GOAL OF THE EXERCISE:
Copy all the material below, exactly as it stands.

DATA FOR PROCESSING:
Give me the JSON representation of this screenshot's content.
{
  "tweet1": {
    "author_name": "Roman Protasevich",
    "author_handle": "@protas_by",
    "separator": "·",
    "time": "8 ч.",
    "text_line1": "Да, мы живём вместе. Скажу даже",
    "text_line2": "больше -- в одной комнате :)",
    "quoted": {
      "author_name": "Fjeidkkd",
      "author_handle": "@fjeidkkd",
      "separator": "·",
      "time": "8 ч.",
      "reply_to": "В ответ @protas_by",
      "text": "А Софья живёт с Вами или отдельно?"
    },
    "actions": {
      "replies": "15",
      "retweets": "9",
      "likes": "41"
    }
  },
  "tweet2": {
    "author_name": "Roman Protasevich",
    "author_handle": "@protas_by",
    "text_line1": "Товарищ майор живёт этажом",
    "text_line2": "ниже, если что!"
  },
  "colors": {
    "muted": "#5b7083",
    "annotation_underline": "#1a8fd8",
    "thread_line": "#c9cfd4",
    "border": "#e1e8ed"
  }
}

FINISHED ANSWER:
Give me the JSON representation of this screenshot's content.
{
  "tweet1": {
    "author_name": "Roman Protasevich",
    "author_handle": "@protas_by",
    "separator": "·",
    "time": "8 ч.",
    "text_line1": "Да, мы живём вместе. Скажу даже",
    "text_line2": "больше -- в одной комнате :)",
    "quoted": {
      "author_name": "Fjeidkkd",
      "author_handle": "@fjeidkkd",
      "separator": "·",
      "time": "8 ч.",
      "reply_to": "В ответ @protas_by",
      "text": "А Софья живёт с Вами или отдельно?"
    },
    "actions": {
      "replies": "15",
      "retweets": "9",
      "likes": "41"
    }
  },
  "tweet2": {
    "author_name": "Roman Protasevich",
    "author_handle": "@protas_by",
    "text_line1": "Товарищ майор живёт этажом",
    "text_line2": "ниже, если что!"
  },
  "colors": {
    "muted": "#5b7083",
    "annotation_underline": "#1a8fd8",
    "thread_line": "#c9cfd4",
    "border": "#e1e8ed"
  }
}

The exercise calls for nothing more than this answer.